MATERIAL TO PROCESS -

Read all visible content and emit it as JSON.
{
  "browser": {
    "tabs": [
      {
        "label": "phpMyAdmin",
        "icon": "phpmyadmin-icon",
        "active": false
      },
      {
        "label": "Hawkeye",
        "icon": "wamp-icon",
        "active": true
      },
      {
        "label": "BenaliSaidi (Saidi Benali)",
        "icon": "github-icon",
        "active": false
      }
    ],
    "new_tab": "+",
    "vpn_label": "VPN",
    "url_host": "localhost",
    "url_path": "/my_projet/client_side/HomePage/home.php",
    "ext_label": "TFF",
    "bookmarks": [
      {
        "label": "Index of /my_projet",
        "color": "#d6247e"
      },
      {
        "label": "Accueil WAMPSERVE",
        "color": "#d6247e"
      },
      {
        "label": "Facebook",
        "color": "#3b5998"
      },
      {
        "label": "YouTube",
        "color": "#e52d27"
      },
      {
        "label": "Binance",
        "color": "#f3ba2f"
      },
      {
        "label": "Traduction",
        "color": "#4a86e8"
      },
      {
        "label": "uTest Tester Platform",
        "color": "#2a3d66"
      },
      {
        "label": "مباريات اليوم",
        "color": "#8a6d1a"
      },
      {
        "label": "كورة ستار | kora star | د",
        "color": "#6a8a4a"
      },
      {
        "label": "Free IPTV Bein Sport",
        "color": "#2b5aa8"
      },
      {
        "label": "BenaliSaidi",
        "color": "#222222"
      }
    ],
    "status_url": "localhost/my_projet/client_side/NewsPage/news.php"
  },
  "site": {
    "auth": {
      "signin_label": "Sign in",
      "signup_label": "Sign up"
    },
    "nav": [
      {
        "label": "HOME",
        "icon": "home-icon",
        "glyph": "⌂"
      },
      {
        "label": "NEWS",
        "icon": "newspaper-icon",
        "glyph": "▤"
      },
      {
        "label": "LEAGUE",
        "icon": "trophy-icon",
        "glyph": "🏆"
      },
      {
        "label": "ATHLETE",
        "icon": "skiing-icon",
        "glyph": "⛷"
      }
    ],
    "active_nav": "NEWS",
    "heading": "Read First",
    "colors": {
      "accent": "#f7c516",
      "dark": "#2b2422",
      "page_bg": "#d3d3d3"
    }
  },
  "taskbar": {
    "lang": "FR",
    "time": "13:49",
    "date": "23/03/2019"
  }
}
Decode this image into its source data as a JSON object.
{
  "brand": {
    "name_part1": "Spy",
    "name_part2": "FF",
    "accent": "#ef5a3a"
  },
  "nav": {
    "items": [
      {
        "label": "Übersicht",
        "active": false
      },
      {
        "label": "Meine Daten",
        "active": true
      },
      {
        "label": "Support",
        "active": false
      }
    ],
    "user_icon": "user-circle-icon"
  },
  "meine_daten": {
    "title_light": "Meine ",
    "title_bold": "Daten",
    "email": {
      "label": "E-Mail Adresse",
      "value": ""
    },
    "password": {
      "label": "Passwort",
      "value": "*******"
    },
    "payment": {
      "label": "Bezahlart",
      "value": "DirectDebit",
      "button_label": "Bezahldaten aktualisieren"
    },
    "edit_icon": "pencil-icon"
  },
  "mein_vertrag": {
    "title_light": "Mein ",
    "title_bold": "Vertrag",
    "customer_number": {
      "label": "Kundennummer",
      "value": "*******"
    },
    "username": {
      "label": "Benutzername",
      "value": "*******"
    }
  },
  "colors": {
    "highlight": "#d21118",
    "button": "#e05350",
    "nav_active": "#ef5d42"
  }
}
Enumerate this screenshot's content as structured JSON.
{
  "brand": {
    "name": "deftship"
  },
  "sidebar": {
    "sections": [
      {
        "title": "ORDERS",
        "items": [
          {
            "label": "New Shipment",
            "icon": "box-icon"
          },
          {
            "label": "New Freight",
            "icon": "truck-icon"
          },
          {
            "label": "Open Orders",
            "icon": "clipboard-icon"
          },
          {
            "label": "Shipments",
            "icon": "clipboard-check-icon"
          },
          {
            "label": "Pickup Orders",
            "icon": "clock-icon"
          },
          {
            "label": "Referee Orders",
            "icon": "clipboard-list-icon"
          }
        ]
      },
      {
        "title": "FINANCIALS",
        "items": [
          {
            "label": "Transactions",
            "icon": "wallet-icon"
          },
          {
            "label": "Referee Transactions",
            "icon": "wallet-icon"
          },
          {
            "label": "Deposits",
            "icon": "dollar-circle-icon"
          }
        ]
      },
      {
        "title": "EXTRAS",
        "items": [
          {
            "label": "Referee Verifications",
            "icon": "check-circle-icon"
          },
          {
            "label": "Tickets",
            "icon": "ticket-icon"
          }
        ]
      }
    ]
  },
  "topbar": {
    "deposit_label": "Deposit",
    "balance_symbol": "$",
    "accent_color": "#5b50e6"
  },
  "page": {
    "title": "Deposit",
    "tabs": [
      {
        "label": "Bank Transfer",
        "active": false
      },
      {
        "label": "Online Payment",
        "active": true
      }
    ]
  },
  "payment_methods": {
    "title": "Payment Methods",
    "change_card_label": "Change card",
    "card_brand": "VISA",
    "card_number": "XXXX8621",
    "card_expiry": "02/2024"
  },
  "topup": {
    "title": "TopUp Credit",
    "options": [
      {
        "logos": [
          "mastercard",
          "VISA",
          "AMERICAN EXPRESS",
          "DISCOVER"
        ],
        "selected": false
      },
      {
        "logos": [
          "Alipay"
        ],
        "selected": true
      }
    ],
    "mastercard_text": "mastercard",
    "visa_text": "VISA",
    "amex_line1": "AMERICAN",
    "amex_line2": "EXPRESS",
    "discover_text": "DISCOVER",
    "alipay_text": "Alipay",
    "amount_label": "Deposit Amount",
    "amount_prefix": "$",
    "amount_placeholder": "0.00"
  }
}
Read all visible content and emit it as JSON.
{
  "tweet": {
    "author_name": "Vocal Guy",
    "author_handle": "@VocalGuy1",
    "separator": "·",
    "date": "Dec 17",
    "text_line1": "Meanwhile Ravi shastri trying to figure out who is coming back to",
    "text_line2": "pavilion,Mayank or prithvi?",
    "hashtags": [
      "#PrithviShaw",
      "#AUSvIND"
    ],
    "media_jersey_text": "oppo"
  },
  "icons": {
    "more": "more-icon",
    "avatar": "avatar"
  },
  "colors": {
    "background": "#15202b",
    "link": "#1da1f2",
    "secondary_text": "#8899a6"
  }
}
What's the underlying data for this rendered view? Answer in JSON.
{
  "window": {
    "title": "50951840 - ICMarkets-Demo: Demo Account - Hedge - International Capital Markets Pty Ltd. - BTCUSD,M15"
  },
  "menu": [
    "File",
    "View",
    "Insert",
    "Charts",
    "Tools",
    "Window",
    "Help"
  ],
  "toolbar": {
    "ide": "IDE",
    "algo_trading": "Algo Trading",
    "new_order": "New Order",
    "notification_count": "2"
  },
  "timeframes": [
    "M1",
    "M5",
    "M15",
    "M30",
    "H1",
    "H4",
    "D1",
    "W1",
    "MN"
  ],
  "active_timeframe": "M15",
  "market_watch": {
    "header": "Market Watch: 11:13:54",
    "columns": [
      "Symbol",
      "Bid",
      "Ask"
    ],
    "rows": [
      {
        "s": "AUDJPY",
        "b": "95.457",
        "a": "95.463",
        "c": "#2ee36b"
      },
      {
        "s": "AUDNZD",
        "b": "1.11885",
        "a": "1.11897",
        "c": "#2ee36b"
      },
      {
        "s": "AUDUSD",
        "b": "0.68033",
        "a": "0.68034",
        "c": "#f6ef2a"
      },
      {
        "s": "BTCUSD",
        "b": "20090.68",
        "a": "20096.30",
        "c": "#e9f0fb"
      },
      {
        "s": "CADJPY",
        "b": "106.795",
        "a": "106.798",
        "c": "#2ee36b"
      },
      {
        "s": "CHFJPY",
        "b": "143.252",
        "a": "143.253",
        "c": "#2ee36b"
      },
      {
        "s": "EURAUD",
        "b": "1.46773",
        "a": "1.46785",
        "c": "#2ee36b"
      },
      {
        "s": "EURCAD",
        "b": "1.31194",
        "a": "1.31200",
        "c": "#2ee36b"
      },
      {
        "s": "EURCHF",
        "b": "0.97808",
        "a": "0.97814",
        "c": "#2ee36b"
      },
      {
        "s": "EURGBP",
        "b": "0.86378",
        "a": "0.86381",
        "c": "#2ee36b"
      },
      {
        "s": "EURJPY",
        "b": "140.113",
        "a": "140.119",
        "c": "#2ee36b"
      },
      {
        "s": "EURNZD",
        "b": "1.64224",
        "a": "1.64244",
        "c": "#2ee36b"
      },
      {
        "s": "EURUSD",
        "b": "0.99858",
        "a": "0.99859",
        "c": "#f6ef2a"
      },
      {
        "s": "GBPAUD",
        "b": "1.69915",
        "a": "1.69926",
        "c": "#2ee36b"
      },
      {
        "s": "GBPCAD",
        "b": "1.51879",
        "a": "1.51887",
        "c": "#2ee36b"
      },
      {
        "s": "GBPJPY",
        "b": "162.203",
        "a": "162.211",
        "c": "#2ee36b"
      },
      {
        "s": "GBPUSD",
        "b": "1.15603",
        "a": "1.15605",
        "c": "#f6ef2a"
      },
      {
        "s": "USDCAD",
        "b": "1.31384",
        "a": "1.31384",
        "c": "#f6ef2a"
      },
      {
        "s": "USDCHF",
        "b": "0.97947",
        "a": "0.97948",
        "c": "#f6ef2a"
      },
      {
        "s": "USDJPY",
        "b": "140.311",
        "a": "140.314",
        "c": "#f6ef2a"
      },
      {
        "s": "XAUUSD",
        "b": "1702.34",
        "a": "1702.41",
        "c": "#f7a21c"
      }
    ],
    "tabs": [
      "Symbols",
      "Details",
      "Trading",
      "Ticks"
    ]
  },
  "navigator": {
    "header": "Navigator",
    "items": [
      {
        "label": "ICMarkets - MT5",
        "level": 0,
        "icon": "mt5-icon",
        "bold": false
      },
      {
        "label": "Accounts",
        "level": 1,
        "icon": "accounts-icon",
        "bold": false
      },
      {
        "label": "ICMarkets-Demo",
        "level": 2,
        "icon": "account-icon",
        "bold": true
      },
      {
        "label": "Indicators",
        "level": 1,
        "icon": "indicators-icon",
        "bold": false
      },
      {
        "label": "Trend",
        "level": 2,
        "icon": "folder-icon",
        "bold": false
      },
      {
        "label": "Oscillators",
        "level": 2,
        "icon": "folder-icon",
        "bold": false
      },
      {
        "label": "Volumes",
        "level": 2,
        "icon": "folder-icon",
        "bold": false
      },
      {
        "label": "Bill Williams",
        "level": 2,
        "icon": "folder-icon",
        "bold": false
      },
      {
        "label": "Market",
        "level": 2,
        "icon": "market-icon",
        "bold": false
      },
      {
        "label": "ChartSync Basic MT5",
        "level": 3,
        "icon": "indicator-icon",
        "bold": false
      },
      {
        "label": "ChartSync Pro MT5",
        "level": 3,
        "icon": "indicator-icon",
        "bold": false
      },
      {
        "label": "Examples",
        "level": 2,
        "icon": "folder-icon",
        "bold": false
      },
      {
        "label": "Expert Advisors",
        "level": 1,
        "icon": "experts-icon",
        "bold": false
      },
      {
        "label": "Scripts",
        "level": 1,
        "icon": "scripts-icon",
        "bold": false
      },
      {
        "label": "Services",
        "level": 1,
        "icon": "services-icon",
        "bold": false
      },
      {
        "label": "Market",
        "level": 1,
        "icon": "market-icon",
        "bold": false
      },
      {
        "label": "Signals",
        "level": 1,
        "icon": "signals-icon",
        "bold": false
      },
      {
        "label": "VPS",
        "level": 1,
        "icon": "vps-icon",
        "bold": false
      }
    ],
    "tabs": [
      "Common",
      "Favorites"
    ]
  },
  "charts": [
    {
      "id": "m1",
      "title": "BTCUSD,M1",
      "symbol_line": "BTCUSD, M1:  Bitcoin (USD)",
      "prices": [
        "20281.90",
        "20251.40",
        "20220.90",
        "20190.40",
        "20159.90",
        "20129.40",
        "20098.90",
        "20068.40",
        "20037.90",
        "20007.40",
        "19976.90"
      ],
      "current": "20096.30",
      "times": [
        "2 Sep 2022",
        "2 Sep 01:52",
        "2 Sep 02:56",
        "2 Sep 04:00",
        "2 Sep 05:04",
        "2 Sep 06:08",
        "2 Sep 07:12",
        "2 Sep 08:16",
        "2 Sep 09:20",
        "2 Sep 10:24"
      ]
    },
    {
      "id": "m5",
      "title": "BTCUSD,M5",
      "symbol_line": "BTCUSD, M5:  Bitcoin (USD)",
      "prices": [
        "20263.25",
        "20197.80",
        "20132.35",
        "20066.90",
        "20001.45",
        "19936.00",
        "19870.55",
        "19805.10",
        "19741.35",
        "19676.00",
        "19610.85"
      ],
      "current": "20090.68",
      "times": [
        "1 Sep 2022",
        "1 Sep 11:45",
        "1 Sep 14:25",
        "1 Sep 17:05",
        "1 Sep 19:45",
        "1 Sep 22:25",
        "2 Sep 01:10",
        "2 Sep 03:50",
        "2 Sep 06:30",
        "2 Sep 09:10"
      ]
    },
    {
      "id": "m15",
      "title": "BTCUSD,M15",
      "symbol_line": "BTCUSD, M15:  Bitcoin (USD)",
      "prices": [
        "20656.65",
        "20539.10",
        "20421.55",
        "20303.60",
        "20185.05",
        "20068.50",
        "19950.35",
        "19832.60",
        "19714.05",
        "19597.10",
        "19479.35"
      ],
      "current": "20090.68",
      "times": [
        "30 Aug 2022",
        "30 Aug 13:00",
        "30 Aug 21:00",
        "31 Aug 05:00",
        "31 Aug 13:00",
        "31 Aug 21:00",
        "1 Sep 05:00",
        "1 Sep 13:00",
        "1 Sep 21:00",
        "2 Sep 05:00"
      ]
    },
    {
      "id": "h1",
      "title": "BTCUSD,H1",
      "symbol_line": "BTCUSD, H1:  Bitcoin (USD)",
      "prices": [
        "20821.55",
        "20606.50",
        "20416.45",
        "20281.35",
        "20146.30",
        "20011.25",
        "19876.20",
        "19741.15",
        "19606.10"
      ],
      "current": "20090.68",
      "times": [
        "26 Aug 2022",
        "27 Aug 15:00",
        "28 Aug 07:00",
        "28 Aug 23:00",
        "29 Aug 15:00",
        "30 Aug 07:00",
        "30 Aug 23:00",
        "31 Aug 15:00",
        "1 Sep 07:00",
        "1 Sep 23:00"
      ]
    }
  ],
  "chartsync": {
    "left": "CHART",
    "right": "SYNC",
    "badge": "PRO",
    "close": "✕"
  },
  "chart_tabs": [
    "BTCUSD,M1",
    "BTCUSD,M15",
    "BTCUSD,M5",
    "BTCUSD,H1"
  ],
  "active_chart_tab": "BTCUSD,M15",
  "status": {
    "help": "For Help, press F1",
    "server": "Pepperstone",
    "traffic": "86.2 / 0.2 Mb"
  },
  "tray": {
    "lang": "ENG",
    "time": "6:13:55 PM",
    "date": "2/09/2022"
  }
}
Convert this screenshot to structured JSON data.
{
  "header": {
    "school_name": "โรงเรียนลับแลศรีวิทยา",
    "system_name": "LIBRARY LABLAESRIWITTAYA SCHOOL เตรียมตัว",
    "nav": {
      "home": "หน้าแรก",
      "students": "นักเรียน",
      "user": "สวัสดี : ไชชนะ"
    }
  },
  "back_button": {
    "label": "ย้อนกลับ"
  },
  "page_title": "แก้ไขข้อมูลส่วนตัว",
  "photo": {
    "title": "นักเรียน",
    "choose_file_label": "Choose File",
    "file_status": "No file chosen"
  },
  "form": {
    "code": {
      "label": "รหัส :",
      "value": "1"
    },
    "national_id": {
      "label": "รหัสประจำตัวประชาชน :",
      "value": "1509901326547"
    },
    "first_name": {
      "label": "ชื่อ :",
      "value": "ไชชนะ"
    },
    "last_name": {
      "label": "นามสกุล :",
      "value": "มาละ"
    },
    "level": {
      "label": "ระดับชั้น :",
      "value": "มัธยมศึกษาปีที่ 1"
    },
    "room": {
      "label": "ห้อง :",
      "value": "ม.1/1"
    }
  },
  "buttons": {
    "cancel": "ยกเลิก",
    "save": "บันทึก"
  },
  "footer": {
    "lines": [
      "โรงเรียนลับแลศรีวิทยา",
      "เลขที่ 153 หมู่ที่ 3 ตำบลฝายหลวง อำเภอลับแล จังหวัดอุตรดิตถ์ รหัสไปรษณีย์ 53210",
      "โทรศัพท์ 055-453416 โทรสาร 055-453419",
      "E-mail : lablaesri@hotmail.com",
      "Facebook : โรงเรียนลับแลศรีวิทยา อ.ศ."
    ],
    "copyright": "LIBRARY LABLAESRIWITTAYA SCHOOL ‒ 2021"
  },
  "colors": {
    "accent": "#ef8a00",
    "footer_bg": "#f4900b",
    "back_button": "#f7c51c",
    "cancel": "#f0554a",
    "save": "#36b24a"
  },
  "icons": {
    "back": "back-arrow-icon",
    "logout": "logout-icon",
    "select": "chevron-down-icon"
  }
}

TASK DIRECTIONS - For the entries shown above, give the number of lines that include the word "EXPRESS", without any other text.

OUTPUT OF THE EXERCISE - 2